>> START Reading text

Do you know how to solve simultaneous linear equations for 3 unknowns?
 
MathNoob94 said:
Hi, So I can't seem to figure out how to find the quadratic equation when given a graph the graph has the points (-2,2) and (0,1) and (1,-2.5)

Thank You!
Click to expand...
What have you tried?? Do you know the general equation of a quadratic equation?
 
MathNoob94 said:
Hi, So I can't seem to figure out how to find the quadratic equation when given a graph the graph has the points (-2,2) and (0,1) and (1,-2.5)

Thank You!
Click to expand...
There are several ways to find the quadratic equation. Here is another which lets you find an equation but may be tedious to simplify: Suppose you want a polynomial going through some points, and just to make it easy but only as an example, we will use just one of your points (-2,2) and two others (0,4) and (4,32). Let's start with a 'point slope' type of form to go through the first point
f(x) = 2 + (x+2) g(x)

>> END Reading text

## Stated goal 1
In the records, copy the stretch from the line containing "Patent image size: (931, 1295)." through the line containing "The convex surface 220 is at (677, 442).", swapping "framework" for "frame" and leaving everything else as it is.

>> START Extracted entries

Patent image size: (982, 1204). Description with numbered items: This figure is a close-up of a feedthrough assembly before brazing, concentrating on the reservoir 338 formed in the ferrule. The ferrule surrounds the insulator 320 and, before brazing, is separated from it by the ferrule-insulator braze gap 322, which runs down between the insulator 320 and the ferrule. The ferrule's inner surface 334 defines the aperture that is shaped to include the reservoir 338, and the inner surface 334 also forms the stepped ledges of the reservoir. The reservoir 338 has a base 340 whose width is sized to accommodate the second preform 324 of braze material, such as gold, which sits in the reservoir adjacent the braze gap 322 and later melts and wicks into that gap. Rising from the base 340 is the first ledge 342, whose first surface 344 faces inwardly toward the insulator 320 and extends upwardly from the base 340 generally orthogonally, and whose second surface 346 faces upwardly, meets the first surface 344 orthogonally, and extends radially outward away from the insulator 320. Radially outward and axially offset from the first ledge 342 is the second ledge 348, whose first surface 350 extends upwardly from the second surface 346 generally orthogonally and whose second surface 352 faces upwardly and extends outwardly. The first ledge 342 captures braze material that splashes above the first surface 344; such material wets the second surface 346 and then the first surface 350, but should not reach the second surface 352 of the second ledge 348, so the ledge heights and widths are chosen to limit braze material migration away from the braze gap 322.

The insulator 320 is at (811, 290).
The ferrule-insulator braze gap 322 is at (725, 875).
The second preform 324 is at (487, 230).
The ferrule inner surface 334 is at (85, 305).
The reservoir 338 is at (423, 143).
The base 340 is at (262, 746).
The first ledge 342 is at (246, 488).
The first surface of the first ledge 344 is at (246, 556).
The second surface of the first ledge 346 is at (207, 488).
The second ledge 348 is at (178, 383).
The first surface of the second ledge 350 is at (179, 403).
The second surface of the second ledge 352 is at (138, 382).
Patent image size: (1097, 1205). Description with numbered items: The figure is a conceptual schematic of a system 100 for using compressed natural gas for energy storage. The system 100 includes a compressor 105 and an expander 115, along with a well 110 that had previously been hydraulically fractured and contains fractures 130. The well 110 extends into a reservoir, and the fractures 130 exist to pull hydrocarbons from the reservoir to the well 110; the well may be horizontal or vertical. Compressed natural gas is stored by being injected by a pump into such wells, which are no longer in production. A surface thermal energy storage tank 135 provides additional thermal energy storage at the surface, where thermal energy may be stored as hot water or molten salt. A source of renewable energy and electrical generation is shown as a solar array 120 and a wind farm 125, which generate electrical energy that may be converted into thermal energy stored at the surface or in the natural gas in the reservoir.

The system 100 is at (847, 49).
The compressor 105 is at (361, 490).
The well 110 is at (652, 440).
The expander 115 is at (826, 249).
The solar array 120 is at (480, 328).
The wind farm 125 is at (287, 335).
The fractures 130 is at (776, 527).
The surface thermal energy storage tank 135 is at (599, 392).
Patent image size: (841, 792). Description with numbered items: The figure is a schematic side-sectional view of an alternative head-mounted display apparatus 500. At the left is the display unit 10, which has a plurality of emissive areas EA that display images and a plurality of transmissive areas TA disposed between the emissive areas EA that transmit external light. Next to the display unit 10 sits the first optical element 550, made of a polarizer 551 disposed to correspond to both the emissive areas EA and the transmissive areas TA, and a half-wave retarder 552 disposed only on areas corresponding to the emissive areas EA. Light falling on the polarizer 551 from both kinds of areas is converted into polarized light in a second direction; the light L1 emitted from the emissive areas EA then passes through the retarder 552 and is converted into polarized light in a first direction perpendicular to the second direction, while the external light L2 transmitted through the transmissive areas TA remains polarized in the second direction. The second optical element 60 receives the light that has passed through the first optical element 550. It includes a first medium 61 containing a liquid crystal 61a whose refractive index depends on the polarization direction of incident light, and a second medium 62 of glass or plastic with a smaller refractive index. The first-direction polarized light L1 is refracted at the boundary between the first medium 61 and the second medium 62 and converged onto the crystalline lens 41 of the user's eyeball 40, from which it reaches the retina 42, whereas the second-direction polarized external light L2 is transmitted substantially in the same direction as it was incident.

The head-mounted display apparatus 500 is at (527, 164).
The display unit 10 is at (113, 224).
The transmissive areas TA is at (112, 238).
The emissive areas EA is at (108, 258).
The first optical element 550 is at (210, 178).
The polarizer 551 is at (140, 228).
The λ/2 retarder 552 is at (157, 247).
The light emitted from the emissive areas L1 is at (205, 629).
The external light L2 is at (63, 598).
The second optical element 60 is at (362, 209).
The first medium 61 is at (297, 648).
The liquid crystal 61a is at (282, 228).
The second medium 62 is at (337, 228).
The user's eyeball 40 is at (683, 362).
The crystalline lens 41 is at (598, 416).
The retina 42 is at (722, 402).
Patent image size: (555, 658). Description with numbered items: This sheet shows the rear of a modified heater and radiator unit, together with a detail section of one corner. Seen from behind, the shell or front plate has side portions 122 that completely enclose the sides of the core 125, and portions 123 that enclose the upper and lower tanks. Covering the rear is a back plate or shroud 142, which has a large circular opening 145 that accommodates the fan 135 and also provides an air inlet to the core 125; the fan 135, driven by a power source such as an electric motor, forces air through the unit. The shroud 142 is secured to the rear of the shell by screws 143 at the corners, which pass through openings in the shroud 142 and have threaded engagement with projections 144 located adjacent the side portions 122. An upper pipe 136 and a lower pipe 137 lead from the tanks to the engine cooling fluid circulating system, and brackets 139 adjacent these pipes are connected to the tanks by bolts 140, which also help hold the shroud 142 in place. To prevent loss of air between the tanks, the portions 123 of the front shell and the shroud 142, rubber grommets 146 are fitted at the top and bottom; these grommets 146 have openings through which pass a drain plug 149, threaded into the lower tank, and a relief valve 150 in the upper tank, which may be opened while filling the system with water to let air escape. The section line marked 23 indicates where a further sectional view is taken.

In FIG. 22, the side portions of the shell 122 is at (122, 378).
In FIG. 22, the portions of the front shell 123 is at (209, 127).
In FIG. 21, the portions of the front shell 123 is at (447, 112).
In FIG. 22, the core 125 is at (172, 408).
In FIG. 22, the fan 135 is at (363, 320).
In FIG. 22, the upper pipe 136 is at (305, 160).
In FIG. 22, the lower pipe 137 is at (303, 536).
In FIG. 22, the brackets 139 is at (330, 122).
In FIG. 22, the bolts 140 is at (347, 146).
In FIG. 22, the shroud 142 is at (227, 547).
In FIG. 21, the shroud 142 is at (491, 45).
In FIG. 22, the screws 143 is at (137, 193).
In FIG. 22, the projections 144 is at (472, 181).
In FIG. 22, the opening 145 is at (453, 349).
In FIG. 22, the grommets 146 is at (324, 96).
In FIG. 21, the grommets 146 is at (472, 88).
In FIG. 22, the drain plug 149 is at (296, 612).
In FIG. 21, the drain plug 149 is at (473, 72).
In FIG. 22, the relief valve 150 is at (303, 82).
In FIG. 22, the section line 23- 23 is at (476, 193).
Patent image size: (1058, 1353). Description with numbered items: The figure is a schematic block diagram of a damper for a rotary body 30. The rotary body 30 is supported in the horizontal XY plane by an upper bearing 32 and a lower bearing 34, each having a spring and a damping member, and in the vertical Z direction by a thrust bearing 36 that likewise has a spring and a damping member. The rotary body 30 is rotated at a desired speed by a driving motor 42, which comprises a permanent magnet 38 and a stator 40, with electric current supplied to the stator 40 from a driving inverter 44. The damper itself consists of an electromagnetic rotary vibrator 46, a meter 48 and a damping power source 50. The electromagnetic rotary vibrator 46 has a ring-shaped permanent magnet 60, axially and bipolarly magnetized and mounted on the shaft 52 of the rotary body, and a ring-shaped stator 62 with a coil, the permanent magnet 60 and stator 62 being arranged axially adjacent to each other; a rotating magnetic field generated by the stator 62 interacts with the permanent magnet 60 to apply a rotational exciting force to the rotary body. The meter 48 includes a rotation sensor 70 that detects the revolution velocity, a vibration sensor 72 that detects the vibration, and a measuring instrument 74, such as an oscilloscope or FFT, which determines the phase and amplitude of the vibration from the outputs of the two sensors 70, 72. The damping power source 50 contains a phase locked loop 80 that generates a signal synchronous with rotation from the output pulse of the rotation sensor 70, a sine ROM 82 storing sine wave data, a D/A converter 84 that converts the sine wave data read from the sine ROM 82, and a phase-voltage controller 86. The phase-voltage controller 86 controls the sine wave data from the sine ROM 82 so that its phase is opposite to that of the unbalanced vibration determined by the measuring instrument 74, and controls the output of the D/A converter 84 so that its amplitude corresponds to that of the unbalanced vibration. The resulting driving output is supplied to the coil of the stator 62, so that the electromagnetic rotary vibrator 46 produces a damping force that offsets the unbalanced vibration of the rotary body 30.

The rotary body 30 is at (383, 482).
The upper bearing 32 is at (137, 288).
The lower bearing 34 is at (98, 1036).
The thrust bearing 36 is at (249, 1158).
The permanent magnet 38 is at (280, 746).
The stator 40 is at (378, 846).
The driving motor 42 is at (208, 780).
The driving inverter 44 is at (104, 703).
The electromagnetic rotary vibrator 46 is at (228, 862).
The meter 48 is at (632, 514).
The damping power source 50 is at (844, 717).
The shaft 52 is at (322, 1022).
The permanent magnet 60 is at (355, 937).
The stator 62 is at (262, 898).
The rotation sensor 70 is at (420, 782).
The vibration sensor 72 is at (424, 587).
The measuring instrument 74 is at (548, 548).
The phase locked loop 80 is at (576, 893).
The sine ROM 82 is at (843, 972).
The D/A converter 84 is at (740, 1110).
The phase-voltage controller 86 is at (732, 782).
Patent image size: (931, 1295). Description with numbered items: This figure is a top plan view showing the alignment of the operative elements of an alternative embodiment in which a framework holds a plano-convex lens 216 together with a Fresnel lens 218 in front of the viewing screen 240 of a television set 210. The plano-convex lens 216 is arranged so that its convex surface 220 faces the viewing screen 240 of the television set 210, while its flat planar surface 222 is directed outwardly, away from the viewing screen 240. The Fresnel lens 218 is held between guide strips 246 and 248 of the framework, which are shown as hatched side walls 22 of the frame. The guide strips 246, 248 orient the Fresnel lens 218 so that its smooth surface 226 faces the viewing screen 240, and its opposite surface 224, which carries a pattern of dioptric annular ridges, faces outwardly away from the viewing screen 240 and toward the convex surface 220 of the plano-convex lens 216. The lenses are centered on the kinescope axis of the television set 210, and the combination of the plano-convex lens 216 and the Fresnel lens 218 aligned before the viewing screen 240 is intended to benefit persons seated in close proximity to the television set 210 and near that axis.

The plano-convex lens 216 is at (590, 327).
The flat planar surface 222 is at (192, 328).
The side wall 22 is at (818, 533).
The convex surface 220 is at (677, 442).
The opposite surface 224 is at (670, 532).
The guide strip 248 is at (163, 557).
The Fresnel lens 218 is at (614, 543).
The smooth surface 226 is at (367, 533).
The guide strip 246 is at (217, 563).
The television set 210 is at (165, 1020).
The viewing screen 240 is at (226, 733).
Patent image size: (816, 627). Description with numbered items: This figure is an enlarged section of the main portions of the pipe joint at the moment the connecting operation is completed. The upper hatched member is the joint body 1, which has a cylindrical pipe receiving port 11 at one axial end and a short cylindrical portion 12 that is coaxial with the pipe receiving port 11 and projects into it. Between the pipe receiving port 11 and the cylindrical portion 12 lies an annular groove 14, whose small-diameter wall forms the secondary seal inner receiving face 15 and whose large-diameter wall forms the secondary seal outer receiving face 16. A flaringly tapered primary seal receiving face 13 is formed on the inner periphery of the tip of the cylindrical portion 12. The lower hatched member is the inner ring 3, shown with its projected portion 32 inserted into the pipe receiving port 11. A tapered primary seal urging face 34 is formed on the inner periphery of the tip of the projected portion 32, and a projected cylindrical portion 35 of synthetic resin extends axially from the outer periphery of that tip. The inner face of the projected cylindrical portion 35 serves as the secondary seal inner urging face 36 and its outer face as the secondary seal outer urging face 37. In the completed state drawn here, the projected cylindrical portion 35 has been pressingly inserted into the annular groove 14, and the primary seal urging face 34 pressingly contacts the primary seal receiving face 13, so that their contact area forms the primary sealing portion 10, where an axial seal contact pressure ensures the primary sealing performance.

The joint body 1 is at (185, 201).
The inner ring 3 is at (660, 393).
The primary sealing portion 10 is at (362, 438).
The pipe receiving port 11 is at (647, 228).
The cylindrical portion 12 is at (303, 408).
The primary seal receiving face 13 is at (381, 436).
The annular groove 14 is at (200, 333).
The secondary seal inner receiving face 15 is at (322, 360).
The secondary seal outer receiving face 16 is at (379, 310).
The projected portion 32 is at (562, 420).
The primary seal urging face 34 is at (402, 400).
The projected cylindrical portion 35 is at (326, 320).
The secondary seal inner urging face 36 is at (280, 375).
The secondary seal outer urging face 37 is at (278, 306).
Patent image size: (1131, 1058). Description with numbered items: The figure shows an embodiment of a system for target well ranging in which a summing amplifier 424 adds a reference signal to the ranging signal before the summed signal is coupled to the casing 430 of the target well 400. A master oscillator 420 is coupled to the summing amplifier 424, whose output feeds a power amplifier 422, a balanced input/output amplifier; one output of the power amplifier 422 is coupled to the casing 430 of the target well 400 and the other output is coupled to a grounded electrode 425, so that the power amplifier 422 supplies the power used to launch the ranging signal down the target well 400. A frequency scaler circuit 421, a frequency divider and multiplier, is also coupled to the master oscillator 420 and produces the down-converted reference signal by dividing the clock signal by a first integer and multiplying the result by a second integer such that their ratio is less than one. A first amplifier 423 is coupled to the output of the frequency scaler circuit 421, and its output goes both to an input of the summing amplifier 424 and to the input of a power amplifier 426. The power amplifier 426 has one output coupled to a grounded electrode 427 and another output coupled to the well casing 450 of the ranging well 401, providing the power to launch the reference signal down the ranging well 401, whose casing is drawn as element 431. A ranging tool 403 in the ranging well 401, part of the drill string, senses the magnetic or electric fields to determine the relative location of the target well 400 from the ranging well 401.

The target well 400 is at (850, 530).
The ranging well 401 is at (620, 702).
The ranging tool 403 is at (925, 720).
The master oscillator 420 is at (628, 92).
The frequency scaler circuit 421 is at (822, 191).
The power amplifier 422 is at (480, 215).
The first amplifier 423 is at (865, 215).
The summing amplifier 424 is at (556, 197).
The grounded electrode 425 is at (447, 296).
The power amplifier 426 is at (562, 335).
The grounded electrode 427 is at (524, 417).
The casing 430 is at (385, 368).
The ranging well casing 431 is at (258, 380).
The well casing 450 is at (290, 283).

>> END Extracted entries

## Stated goal 2
Name every point that MathNoob94 says the graph in the forum thread passes through.

## Reply 1
Patent image size: (931, 1295). Description with numbered items: This figure is a top plan view showing the alignment of the operative elements of an alternative embodiment in which a frame holds a plano-convex lens 216 together with a Fresnel lens 218 in front of the viewing screen 240 of a television set 210. The plano-convex lens 216 is arranged so that its convex surface 220 faces the viewing screen 240 of the television set 210, while its flat planar surface 222 is directed outwardly, away from the viewing screen 240. The Fresnel lens 218 is held between guide strips 246 and 248 of the frame, which are shown as hatched side walls 22 of the frame. The guide strips 246, 248 orient the Fresnel lens 218 so that its smooth surface 226 faces the viewing screen 240, and its opposite surface 224, which carries a pattern of dioptric annular ridges, faces outwardly away from the viewing screen 240 and toward the convex surface 220 of the plano-convex lens 216. The lenses are centered on the kinescope axis of the television set 210, and the combination of the plano-convex lens 216 and the Fresnel lens 218 aligned before the viewing screen 240 is intended to benefit persons seated in close proximity to the television set 210 and near that axis.

The plano-convex lens 216 is at (590, 327).
The flat planar surface 222 is at (192, 328).
The side wall 22 is at (818, 533).
The convex surface 220 is at (677, 442).

## Reply 2
(-2,2), (0,1), (1,-2.5)